Prompt: Copy, from the entries below, each line in which the string "tempor" appears.
= = =
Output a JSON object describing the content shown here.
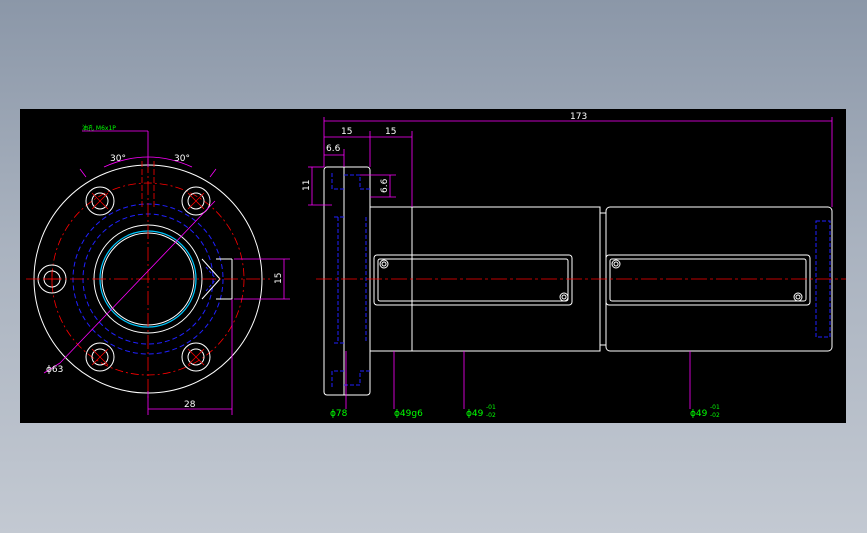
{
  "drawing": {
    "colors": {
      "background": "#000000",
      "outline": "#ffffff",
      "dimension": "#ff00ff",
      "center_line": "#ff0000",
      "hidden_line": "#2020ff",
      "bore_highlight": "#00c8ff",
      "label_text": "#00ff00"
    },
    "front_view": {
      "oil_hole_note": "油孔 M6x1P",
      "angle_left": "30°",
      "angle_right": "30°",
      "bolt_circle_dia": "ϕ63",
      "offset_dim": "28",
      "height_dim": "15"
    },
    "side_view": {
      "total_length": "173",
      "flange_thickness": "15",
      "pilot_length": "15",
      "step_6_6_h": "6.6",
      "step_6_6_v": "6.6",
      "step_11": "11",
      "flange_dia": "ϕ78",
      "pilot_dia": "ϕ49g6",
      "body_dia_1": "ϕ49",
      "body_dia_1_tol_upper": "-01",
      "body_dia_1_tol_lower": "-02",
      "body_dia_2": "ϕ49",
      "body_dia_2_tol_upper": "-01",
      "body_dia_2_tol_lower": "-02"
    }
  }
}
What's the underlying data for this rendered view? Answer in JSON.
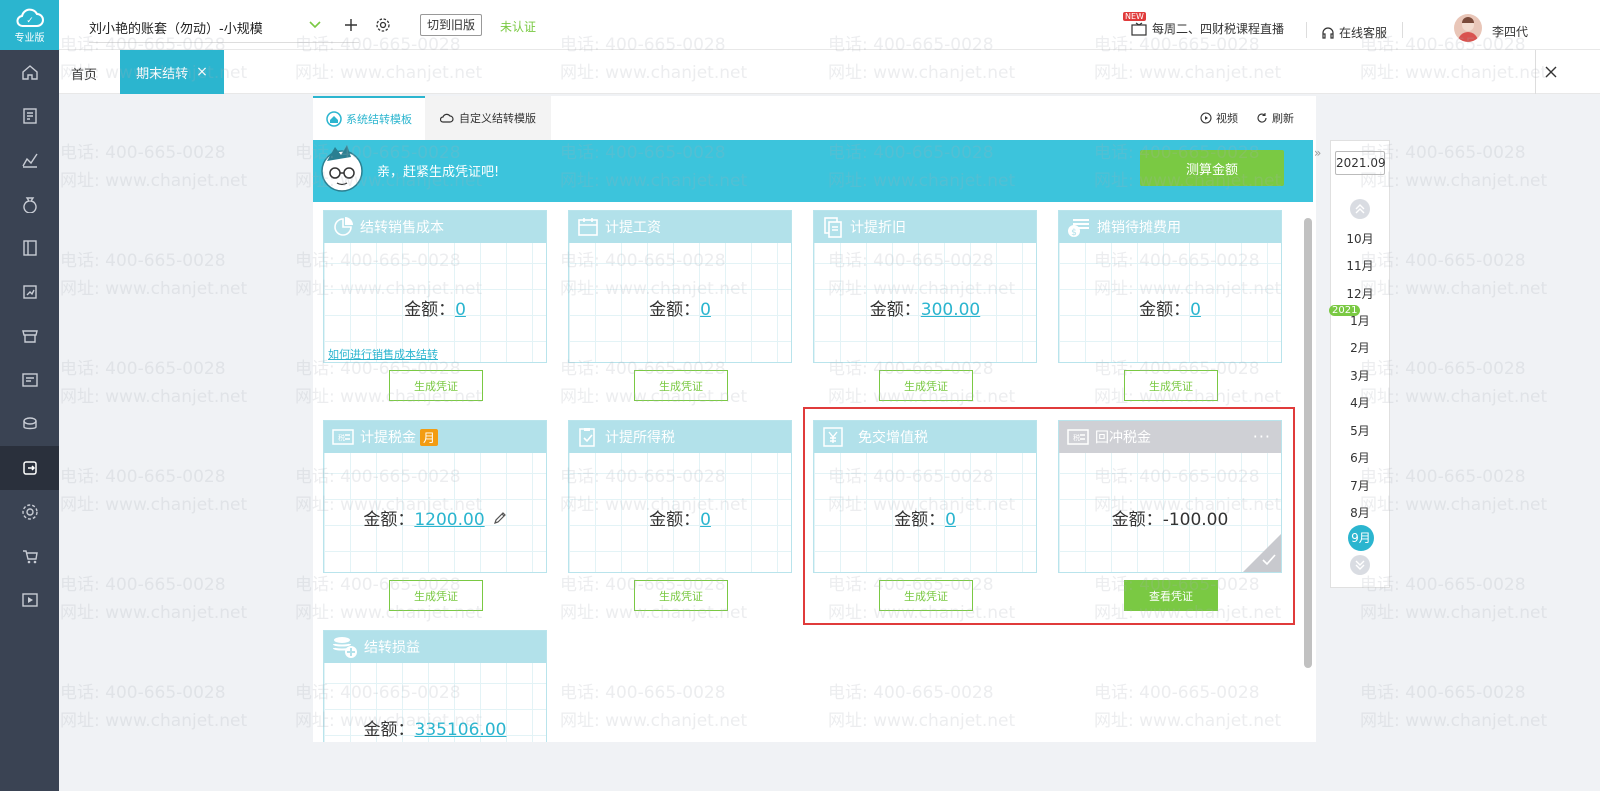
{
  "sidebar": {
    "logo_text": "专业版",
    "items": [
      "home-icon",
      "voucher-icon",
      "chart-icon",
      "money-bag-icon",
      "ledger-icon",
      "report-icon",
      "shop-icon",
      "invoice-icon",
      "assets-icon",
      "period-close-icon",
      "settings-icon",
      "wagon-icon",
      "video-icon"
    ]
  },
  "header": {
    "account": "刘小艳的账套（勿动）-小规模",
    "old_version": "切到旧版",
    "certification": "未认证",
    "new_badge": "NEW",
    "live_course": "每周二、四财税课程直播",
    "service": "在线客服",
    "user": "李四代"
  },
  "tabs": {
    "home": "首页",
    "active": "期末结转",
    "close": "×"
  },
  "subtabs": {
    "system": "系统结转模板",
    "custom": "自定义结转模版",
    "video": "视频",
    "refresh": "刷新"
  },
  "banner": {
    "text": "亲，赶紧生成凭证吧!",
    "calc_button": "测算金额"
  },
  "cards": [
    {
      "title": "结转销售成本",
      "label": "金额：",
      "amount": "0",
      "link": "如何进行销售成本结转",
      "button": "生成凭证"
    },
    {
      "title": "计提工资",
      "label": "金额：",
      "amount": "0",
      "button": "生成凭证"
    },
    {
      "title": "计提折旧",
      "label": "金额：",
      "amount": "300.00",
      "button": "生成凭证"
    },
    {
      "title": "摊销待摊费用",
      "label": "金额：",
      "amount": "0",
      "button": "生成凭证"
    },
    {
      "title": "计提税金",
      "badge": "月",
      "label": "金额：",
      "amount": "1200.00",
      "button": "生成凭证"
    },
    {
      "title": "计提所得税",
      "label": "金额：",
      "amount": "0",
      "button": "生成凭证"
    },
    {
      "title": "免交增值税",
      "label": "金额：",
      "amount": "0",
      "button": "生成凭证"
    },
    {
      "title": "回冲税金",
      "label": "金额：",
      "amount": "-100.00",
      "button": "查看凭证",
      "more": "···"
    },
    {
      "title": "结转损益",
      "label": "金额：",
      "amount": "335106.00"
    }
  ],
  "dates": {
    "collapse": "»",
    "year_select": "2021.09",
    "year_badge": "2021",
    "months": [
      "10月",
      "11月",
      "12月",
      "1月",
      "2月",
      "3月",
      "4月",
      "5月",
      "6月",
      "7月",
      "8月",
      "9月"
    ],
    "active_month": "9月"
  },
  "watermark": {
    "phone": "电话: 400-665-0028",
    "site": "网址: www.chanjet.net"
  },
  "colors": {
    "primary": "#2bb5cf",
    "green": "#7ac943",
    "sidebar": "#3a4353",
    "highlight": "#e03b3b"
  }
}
= = =
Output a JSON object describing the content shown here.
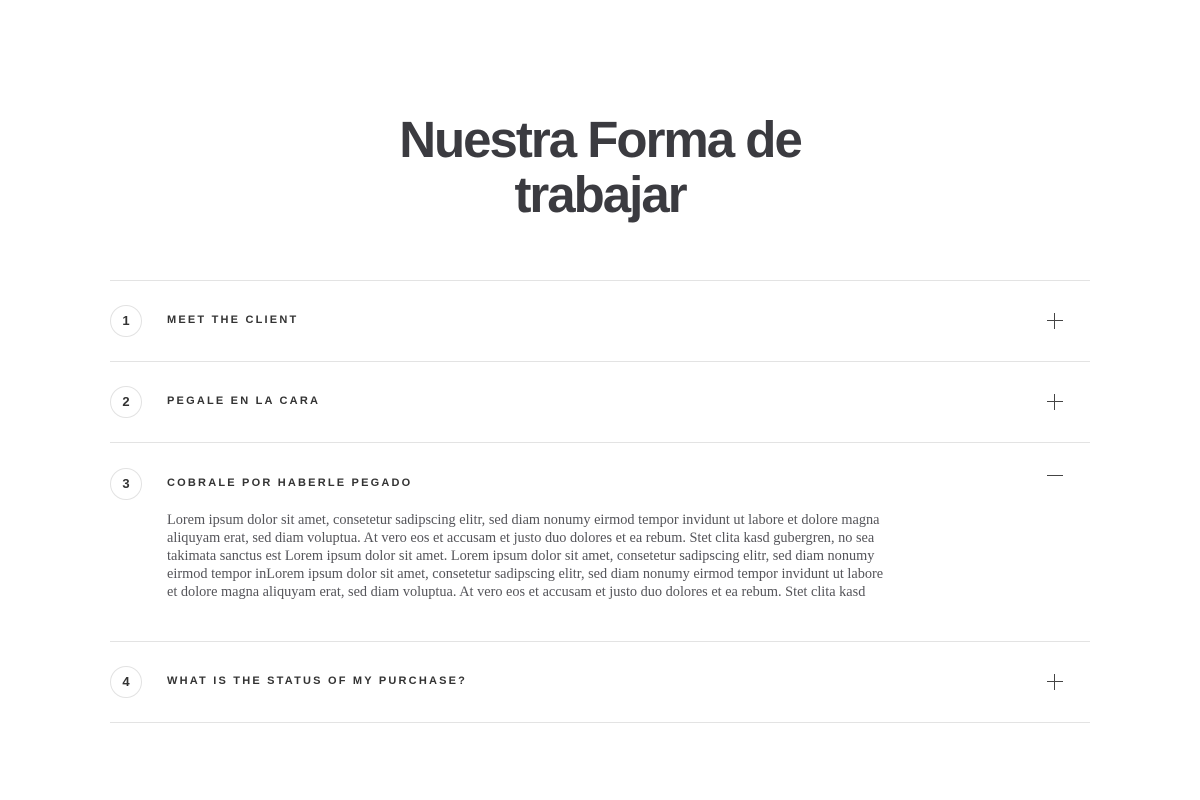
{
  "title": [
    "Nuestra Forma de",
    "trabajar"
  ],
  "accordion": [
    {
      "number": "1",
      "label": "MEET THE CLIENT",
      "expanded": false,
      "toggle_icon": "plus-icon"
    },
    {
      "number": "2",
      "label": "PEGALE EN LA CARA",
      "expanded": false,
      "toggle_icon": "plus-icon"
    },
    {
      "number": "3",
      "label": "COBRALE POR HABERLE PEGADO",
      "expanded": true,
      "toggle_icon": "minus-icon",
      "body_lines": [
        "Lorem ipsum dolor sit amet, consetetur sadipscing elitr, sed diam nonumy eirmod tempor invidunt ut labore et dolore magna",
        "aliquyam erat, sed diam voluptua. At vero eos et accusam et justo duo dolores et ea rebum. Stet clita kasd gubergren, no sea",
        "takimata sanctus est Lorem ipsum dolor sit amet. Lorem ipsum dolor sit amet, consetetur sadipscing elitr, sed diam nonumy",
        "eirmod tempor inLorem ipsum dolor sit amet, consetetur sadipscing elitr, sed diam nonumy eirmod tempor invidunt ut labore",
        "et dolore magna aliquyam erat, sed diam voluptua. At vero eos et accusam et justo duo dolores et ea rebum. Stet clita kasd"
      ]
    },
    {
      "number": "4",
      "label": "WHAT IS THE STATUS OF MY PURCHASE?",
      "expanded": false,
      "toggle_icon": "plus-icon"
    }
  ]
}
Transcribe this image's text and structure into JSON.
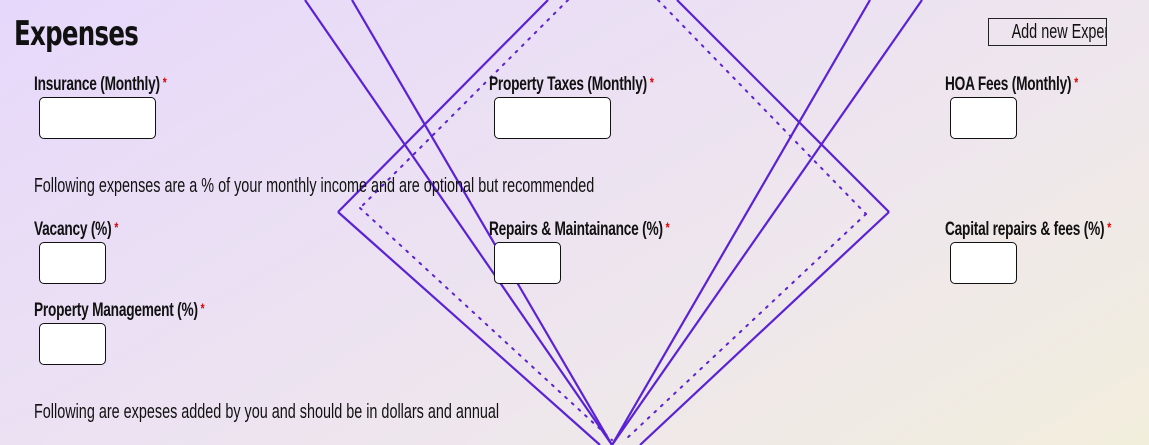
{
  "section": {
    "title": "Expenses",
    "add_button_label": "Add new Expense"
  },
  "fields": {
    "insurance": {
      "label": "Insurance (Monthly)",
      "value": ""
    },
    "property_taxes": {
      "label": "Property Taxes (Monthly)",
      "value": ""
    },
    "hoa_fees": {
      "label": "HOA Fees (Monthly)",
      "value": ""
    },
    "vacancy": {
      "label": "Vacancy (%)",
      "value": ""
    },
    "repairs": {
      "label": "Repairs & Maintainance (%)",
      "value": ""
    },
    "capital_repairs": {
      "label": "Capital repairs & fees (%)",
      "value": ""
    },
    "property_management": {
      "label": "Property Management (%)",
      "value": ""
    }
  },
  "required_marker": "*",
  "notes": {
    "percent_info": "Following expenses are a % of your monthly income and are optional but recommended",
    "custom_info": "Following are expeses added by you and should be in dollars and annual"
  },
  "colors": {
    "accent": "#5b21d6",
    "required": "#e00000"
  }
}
= = =
Expected answer:
        "Lorem ipsum dolor sit amet, consetetur sadipscing elitr, sed diam nonumy eirmod tempor invidunt ut labore et dolore magna",
        "eirmod tempor inLorem ipsum dolor sit amet, consetetur sadipscing elitr, sed diam nonumy eirmod tempor invidunt ut labore",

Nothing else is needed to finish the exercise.